#### [Текст для чтения]
'''
Изыскания в области скульптурного убранства русской архитектуры Нового времени довольно активно ведутся в Санкт-Петербурге. Монументально-декоративной скульптуре Петербурга посвящено
несколько книг (Крестовский И.В., Петрова Е.Н., Белехов Н.Н., 1951; Исаченко В.Г., 2005). Изучена петербургская скульптура с античными сюжетами (Раков Ю.А., 2000; Андросов С.О., Берташ А.В., Талалай М.Г., 2006; Мутья Н.Н., 2014). Рельефам Строгановского, Михайловского дворцов и Инженерного замка посвящены публикации Е.В. Карповой (2009), Инженерного замка – М.Г. Колотова и Ю.В. Трубинова (1999), Мраморного дворца – глава в книге А.Е. Ухналёва (2002), о рельефах Павловского дворца писал Е.В. Королёв (1987, 1989). Скульптурное убранство Академии Художеств исследовано Е.Н. Масловой (1962, 1986). О скульпторах Петербурга издан объёмный словарь-справочник (Кривдина О., Тычинин Б., 2007). Все эти публикации ограничиваются изучением Петербурга, аналогий из московского лепного декора не приводится, что обусловлено спецификой жанра каждого из этих исследований.
'''
#### [Исходные материалы]
'''
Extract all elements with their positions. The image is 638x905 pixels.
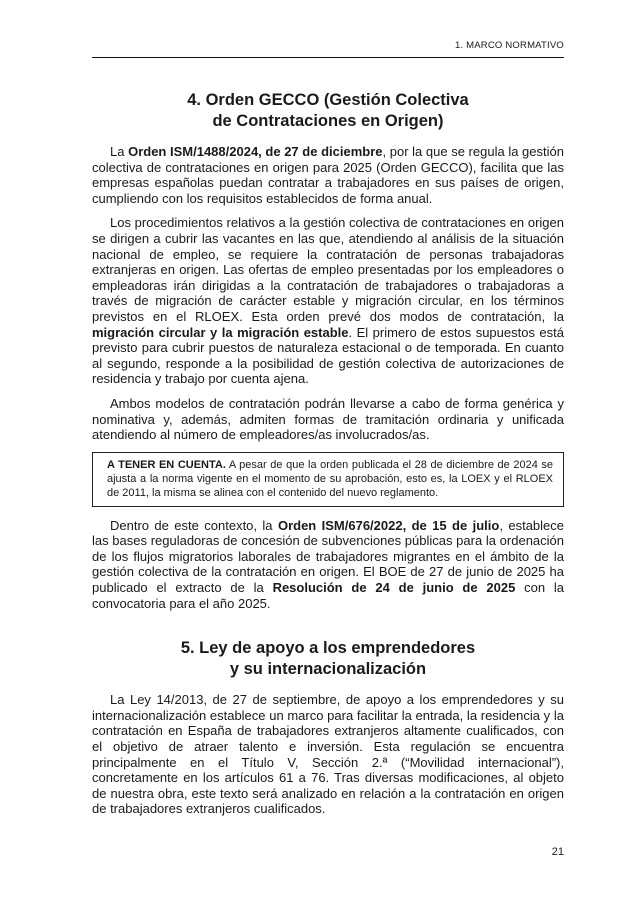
'''
#### [Задания]
**A.** Ответьте на вопросы по тексту о скульптурном убранстве архитектуры Петербурга:
(i) В каком году вышел словарь-справочник о скульпторах Петербурга?
(ii) Кто писал о рельефах Павловского дворца?
(iii) Кем исследовано скульптурное убранство Академии Художеств?
**B.** Допишите продолжение текста о скульптурном убранстве архитектуры Петербурга, начав сразу после его последнего предложения.

#### [Ответы на задания]
**A.**
(i) В 2007 году.
(ii) Е.В. Королёв.
(iii) Е.Н. Масловой.

**B.**
Таким образом, задача системного исследования скульптурного декора в архитектуре Москвы конца XVIII – первой половины XIХ века не была решена в полной мере, что подтверждает необходимость настоящего исследования.
Источники
Материальными источниками для данной работы послужили частные и общественные здания Москвы и Подмосковья с сохранившимся лепным декором конца XVIII – первой половины XIХ века. Натурная фотосъёмка скульптурного декора выполнена автором в 2009 – 2017 гг. При исследовании несохранившихся зданий с лепным убранством использованы архивные фотографии из фототеки ГНИМА им. А.В. Щусева.
Среди письменных источников сведения о времени строительства московских зданий и привлекавшихся к их постройке архитекторах почерпнуты из восьмитомного издания «Памятники архитектуры Москвы», архитектурного путеводителя И.Л. Бусевой-Давыдовой, М.В. Нащокиной, М.В. Астафьевой-Длугач (1996, 1997), брошюр серии «Биографии московского дома», а также отдельных книг и статей разных исследователей о московских домах и подмосковных усадьбах.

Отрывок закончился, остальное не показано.